(Collected data)
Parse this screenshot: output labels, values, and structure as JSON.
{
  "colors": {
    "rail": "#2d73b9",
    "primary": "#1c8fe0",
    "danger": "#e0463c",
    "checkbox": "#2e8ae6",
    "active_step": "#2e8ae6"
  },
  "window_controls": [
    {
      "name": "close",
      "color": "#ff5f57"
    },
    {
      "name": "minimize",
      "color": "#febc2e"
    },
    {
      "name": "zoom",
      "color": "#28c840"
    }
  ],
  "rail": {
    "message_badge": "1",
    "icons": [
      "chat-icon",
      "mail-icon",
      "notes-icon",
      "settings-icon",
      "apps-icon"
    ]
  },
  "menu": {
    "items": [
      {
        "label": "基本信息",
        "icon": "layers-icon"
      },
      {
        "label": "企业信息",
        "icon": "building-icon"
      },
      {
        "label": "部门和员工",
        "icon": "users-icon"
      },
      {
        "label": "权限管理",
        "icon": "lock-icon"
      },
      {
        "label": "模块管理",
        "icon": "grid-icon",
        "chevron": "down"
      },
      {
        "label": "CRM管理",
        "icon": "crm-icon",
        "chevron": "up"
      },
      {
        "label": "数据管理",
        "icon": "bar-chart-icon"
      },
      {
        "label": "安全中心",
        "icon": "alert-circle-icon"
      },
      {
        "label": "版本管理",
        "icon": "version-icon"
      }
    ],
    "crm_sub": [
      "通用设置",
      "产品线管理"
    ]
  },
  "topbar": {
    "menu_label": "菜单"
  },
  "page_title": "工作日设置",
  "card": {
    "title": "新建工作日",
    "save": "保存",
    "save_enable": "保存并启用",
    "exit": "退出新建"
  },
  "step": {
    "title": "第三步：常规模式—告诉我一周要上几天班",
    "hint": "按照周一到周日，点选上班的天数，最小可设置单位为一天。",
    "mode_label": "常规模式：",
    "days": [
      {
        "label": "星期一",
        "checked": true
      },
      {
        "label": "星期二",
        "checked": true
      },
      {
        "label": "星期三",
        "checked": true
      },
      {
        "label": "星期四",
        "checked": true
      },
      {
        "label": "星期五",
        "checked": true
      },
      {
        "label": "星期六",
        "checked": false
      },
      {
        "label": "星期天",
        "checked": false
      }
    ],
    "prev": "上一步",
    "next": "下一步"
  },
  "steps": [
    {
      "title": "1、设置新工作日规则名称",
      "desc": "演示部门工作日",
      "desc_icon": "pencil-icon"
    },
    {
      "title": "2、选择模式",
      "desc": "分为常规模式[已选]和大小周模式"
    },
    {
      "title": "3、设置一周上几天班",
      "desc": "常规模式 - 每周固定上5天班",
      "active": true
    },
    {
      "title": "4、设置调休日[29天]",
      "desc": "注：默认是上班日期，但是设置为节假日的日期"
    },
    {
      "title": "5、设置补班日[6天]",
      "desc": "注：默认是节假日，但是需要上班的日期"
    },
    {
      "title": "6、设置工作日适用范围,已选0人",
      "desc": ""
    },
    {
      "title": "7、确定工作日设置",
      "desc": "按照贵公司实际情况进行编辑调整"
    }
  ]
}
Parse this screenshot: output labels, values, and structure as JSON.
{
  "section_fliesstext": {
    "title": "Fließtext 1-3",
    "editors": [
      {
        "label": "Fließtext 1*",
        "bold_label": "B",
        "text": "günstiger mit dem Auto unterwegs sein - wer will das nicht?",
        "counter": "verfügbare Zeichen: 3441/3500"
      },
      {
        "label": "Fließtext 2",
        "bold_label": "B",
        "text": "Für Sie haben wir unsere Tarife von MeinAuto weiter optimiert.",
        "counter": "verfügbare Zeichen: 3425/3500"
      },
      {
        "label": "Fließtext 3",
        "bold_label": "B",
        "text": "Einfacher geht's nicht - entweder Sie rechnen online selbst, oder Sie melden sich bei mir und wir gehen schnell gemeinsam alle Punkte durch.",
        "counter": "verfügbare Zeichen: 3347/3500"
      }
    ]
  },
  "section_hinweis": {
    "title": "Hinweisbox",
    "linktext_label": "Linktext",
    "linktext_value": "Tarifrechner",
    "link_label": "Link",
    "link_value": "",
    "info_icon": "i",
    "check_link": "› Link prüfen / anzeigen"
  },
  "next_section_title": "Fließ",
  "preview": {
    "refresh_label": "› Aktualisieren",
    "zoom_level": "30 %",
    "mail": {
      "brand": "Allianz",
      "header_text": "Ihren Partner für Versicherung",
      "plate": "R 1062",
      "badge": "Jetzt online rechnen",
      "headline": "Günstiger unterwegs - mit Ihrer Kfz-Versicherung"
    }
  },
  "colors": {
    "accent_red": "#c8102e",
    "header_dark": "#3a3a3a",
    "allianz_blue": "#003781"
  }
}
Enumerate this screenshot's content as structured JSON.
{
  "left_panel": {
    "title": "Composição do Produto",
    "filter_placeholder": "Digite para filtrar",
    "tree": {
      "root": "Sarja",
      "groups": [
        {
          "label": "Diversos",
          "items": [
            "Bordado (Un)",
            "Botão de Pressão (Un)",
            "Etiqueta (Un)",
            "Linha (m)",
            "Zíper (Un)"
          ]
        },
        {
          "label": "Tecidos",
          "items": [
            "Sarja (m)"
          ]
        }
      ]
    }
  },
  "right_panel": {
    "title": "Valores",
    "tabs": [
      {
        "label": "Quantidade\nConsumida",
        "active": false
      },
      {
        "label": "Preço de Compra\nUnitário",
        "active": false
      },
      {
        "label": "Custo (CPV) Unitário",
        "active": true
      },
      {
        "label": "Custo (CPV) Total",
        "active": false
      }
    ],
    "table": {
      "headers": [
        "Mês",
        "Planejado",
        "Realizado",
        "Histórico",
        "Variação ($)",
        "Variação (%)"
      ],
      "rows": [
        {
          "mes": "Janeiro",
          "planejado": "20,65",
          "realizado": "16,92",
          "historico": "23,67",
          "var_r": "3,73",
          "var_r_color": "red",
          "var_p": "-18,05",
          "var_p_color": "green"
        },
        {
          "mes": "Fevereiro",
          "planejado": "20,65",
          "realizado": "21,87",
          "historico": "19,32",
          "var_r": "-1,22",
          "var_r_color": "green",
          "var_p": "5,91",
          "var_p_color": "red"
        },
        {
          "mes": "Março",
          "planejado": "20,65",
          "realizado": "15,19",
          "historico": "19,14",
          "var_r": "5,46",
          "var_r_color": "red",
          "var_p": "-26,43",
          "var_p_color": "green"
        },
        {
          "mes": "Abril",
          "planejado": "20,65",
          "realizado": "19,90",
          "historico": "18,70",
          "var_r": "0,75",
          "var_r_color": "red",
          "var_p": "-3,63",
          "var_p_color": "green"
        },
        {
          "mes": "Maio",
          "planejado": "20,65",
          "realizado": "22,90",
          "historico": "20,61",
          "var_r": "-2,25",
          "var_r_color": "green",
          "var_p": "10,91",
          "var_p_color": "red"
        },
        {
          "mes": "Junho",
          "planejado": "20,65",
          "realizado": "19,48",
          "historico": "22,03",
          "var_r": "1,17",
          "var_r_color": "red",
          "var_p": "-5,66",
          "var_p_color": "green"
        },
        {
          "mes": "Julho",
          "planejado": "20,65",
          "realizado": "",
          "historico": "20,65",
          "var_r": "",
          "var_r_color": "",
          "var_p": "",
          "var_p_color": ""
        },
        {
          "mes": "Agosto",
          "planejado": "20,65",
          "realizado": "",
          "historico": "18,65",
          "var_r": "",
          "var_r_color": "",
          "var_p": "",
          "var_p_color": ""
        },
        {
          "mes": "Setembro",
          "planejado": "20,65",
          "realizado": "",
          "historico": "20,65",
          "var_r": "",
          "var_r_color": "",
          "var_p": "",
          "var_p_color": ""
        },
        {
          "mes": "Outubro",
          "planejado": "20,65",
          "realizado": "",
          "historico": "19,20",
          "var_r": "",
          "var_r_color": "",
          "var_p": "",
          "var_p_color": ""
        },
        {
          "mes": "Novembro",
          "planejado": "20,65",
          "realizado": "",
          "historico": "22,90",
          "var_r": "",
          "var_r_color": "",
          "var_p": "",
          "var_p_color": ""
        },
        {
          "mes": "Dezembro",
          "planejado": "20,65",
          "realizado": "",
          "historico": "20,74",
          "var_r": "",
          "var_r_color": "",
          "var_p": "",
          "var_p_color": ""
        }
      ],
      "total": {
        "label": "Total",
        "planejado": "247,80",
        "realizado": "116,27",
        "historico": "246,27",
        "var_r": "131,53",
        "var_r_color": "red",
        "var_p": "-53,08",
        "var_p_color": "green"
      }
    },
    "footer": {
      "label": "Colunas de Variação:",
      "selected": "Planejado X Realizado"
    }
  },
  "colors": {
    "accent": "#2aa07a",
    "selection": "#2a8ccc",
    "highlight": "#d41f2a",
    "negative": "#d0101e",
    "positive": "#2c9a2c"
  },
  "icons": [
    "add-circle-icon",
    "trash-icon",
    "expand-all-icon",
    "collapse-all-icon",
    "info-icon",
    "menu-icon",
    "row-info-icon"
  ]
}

AIM> In the lines above, find each one with "nicht" and list it.

SOLUTION TO THE PROBLEM>
        "text": "günstiger mit dem Auto unterwegs sein - wer will das nicht?",
        "text": "Einfacher geht's nicht - entweder Sie rechnen online selbst, oder Sie melden sich bei mir und wir gehen schnell gemeinsam alle Punkte durch.",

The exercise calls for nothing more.